## [EXERCISE PROMPT]
From the entries below, copy every line where the string "JSON" appears.

[Figure record extracts]
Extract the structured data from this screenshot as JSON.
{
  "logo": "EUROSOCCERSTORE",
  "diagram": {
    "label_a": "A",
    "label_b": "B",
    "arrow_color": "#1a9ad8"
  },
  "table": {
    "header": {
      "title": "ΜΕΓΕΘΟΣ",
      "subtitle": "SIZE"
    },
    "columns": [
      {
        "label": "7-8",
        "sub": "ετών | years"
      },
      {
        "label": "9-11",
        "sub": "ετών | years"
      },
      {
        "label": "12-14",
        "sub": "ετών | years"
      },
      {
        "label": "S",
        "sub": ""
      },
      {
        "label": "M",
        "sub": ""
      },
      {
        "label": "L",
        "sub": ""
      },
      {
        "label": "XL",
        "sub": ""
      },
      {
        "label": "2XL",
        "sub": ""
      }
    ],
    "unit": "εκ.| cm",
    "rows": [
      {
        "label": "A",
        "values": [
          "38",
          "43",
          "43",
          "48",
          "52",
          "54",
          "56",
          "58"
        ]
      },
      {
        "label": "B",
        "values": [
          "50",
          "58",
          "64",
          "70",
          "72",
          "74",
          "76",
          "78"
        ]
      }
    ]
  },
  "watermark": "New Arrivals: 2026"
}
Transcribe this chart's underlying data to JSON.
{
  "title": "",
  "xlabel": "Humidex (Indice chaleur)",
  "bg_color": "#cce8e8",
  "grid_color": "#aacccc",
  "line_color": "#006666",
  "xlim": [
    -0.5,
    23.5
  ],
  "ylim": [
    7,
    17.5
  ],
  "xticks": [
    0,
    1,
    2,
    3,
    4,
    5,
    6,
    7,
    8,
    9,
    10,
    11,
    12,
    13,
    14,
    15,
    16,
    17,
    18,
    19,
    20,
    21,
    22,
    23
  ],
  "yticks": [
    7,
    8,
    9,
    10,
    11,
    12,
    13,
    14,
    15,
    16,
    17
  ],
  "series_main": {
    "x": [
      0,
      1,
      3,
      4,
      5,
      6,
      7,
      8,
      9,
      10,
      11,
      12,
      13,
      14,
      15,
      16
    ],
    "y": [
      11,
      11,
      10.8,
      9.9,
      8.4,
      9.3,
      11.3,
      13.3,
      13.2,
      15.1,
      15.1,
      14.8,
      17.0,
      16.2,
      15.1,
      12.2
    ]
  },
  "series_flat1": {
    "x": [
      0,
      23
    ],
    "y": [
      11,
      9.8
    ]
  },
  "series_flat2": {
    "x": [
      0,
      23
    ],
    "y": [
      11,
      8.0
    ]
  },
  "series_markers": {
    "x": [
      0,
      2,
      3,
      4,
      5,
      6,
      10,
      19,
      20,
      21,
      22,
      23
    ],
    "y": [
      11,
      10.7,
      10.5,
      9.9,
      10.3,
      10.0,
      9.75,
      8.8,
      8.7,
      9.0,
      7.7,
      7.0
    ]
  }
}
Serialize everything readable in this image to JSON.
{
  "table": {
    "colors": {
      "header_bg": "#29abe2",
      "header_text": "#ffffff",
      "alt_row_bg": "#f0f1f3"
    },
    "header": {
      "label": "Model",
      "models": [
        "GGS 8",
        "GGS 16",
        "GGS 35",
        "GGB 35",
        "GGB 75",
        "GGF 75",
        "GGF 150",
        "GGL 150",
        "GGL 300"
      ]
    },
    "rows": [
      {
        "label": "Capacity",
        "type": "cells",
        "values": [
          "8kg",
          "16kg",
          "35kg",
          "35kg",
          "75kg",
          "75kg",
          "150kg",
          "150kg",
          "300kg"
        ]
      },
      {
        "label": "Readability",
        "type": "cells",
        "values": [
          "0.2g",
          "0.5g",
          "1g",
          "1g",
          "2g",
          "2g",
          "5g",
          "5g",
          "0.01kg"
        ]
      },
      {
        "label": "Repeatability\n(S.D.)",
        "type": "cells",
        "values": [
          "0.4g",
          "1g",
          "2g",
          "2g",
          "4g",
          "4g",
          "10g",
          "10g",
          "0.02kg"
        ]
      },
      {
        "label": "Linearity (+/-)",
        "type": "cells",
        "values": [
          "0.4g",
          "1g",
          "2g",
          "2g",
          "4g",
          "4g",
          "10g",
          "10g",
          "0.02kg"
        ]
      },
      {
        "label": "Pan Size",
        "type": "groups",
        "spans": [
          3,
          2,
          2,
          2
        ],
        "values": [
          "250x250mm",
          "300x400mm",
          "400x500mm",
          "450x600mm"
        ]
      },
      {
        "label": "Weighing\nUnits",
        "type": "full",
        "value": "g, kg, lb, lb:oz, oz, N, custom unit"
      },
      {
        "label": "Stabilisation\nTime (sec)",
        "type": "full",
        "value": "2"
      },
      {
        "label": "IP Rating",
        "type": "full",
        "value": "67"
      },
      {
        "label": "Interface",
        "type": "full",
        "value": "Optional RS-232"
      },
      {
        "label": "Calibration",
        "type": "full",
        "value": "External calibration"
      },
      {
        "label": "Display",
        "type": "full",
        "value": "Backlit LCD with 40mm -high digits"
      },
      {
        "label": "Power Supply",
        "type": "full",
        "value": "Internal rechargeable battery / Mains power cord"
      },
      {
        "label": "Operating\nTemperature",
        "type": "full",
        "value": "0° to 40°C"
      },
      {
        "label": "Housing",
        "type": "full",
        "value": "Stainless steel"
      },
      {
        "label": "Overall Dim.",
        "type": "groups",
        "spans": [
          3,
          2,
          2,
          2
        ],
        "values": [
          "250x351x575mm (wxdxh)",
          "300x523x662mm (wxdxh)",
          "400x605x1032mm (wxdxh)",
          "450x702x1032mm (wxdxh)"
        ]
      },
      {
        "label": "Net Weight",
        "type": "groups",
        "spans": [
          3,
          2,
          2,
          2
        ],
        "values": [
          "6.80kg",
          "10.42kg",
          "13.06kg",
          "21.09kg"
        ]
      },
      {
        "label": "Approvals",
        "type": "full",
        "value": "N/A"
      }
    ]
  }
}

## [RESPONSE FOR THIS EXERCISE]
Extract the structured data from this screenshot as JSON.
Transcribe this chart's underlying data to JSON.
Serialize everything readable in this image to JSON.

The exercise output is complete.